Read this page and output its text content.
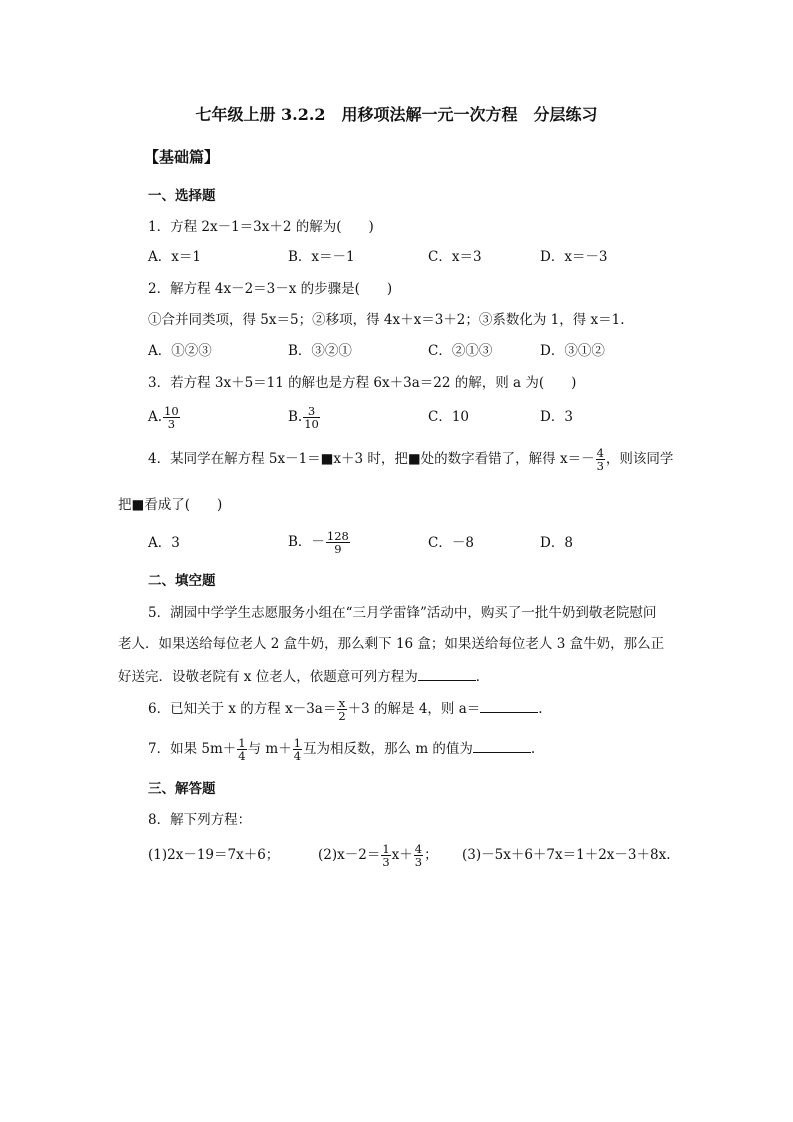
七年级上册 3.2.2　用移项法解一元一次方程　分层练习
【基础篇】
一、选择题
1．方程 2x－1＝3x＋2 的解为(　　)
A．x＝1	B．x＝－1	C．x＝3	D．x＝－3
2．解方程 4x－2＝3－x 的步骤是(　　)
①合并同类项，得 5x＝5；②移项，得 4x＋x＝3＋2；③系数化为 1，得 x＝1.
A．①②③	B．③②①	C．②①③	D．③①②
3．若方程 3x＋5＝11 的解也是方程 6x＋3a＝22 的解，则 a 为(　　)
A. $\frac{10}{3}$	B. $\frac{3}{10}$	C．10	D．3
4．某同学在解方程 5x－1＝■x＋3 时，把■处的数字看错了，解得 $x=- \frac{4}{3}$ ，则该同学
把■看成了(　　)
A．3	B．－ $\frac{128}{9}$	C．－8	D．8
二、填空题
5．湖园中学学生志愿服务小组在“三月学雷锋”活动中，购买了一批牛奶到敬老院慰问
老人．如果送给每位老人 2 盒牛奶，那么剩下 16 盒；如果送给每位老人 3 盒牛奶，那么正
好送完．设敬老院有 x 位老人，依题意可列方程为	．
6．已知关于 x 的方程 $x-3a= \frac{x}{2} +3$ 的解是 4，则 a＝	.
7．如果 $5m+ \frac{1}{4}$ 与 $m+ \frac{1}{4}$ 互为相反数，那么 m 的值为	.
三、解答题
8．解下列方程：
(1)2x－19＝7x＋6；	$(2)x-2= \frac{1}{3} x+ \frac{4}{3}$ ； (3)－5x＋6＋7x＝1＋2x－3＋8x.
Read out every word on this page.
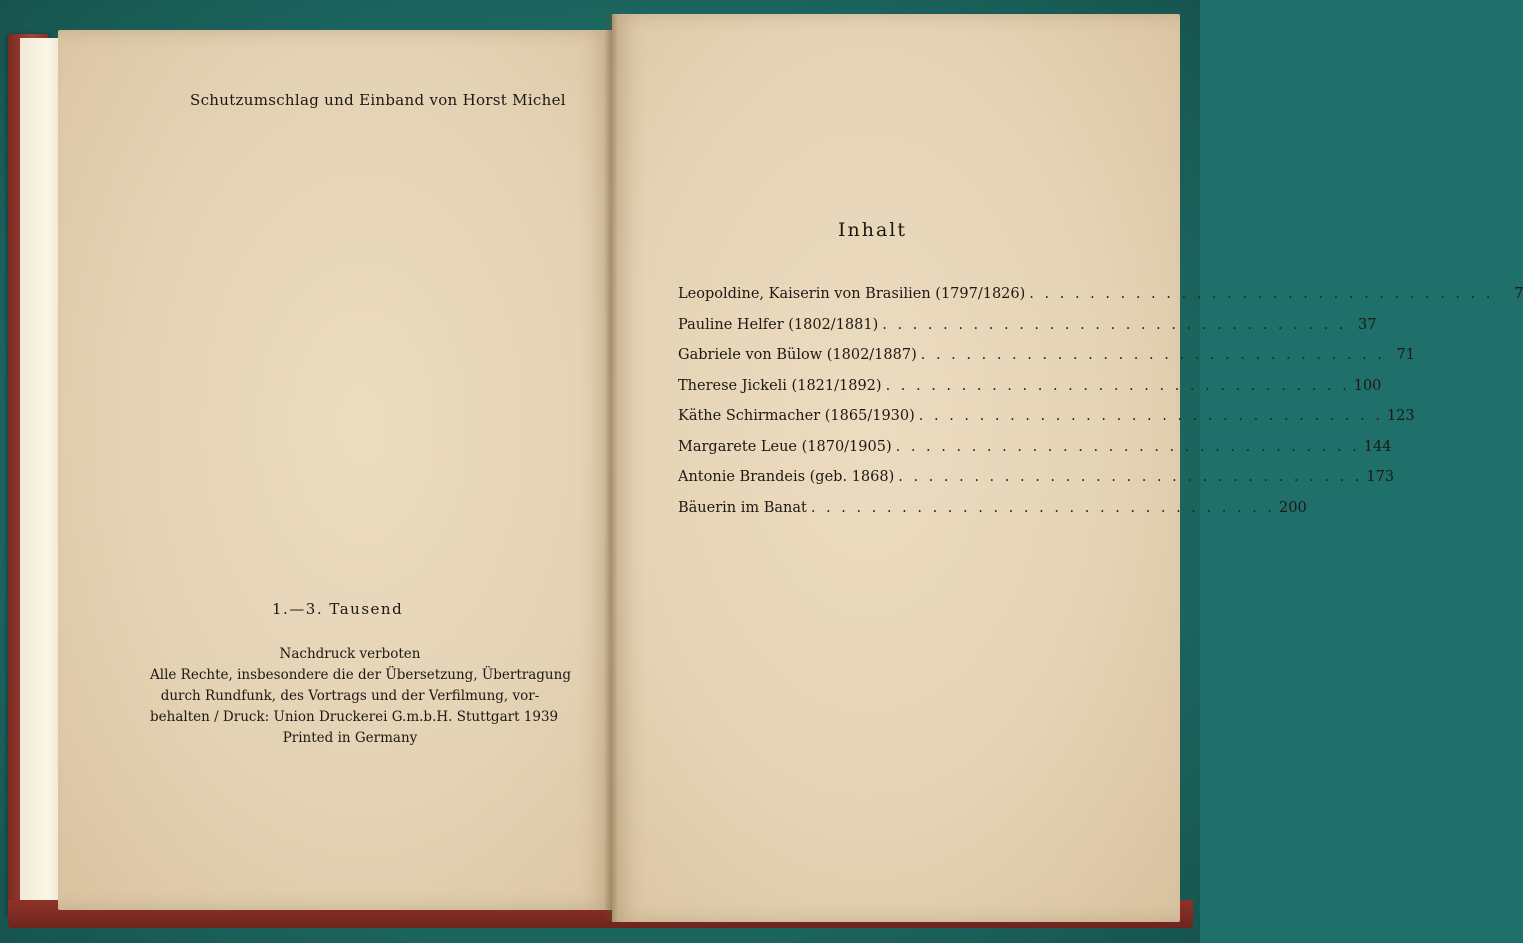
Schutzumschlag und Einband von Horst Michel
1.—3. Tausend
Nachdruck verboten
Alle Rechte, insbesondere die der Übersetzung, Übertragung
durch Rundfunk, des Vortrags und der Verfilmung, vor-
behalten / Druck: Union Druckerei G.m.b.H. Stuttgart 1939
Printed in Germany
Inhalt
Leopoldine, Kaiserin von Brasilien (1797/1826) . . . . . . . . . . . . . . . . . . . . . . . . . . . . . . .	7
Pauline Helfer (1802/1881) . . . . . . . . . . . . . . . . . . . . . . . . . . . . . . . 37
Gabriele von Bülow (1802/1887) . . . . . . . . . . . . . . . . . . . . . . . . . . . . . . . 71
Therese Jickeli (1821/1892) . . . . . . . . . . . . . . . . . . . . . . . . . . . . . . . 100
Käthe Schirmacher (1865/1930) . . . . . . . . . . . . . . . . . . . . . . . . . . . . . . . 123
Margarete Leue (1870/1905) . . . . . . . . . . . . . . . . . . . . . . . . . . . . . . . 144
Antonie Brandeis (geb. 1868) . . . . . . . . . . . . . . . . . . . . . . . . . . . . . . . 173
Bäuerin im Banat . . . . . . . . . . . . . . . . . . . . . . . . . . . . . . . 200
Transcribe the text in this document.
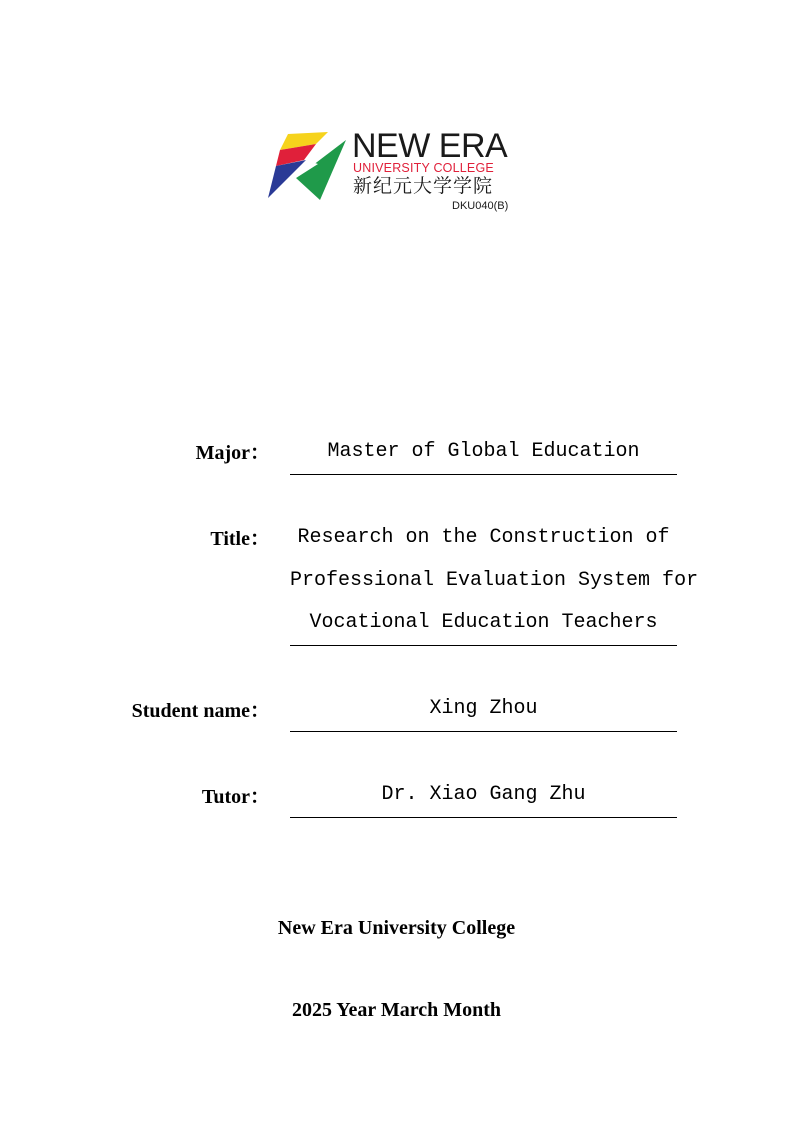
NEW ERA
UNIVERSITY COLLEGE
新纪元大学学院
DKU040(B)
Major：	Master of Global Education
Title：	Research on the Construction of
Professional Evaluation System for
Vocational Education Teachers
Student name：	Xing Zhou
Tutor：	Dr. Xiao Gang Zhu
New Era University College
2025 Year March Month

--------------------

• _INSTRUCTION_
Copy the material shown above in full and exactly. Skip the pictures.

• _SOLUTION TO THE PROBLEM_
Read this page and output its text content.
七年级上册 3.2.2　用移项法解一元一次方程　分层练习
【基础篇】
一、选择题
1．方程 2x－1＝3x＋2 的解为(　　)
A．x＝1	B．x＝－1	C．x＝3	D．x＝－3
2．解方程 4x－2＝3－x 的步骤是(　　)
①合并同类项，得 5x＝5；②移项，得 4x＋x＝3＋2；③系数化为 1，得 x＝1.
A．①②③	B．③②①	C．②①③	D．③①②
3．若方程 3x＋5＝11 的解也是方程 6x＋3a＝22 的解，则 a 为(　　)
A. $\frac{10}{3}$	B. $\frac{3}{10}$	C．10	D．3
4．某同学在解方程 5x－1＝■x＋3 时，把■处的数字看错了，解得 $x=- \frac{4}{3}$ ，则该同学
把■看成了(　　)
A．3	B．－ $\frac{128}{9}$	C．－8	D．8
二、填空题
5．湖园中学学生志愿服务小组在“三月学雷锋”活动中，购买了一批牛奶到敬老院慰问
老人．如果送给每位老人 2 盒牛奶，那么剩下 16 盒；如果送给每位老人 3 盒牛奶，那么正
好送完．设敬老院有 x 位老人，依题意可列方程为	．
6．已知关于 x 的方程 $x-3a= \frac{x}{2} +3$ 的解是 4，则 a＝	.
7．如果 $5m+ \frac{1}{4}$ 与 $m+ \frac{1}{4}$ 互为相反数，那么 m 的值为	.
三、解答题
8．解下列方程：
(1)2x－19＝7x＋6；	$(2)x-2= \frac{1}{3} x+ \frac{4}{3}$ ； (3)－5x＋6＋7x＝1＋2x－3＋8x.
Read out every word on this page.
Schutzumschlag und Einband von Horst Michel
1.—3. Tausend
Nachdruck verboten
Alle Rechte, insbesondere die der Übersetzung, Übertragung
durch Rundfunk, des Vortrags und der Verfilmung, vor-
behalten / Druck: Union Druckerei G.m.b.H. Stuttgart 1939
Printed in Germany
Inhalt
Leopoldine, Kaiserin von Brasilien (1797/1826) . . . . . . . . . . . . . . . . . . . . . . . . . . . . . . .	7
Pauline Helfer (1802/1881) . . . . . . . . . . . . . . . . . . . . . . . . . . . . . . . 37
Gabriele von Bülow (1802/1887) . . . . . . . . . . . . . . . . . . . . . . . . . . . . . . . 71
Therese Jickeli (1821/1892) . . . . . . . . . . . . . . . . . . . . . . . . . . . . . . . 100
Käthe Schirmacher (1865/1930) . . . . . . . . . . . . . . . . . . . . . . . . . . . . . . . 123
Margarete Leue (1870/1905) . . . . . . . . . . . . . . . . . . . . . . . . . . . . . . . 144
Antonie Brandeis (geb. 1868) . . . . . . . . . . . . . . . . . . . . . . . . . . . . . . . 173
Bäuerin im Banat . . . . . . . . . . . . . . . . . . . . . . . . . . . . . . . 200
Transcribe the text in this document.
NEW ERA
UNIVERSITY COLLEGE
新纪元大学学院
DKU040(B)
Major：	Master of Global Education
Title：	Research on the Construction of
Professional Evaluation System for
Vocational Education Teachers
Student name：	Xing Zhou
Tutor：	Dr. Xiao Gang Zhu
New Era University College
2025 Year March Month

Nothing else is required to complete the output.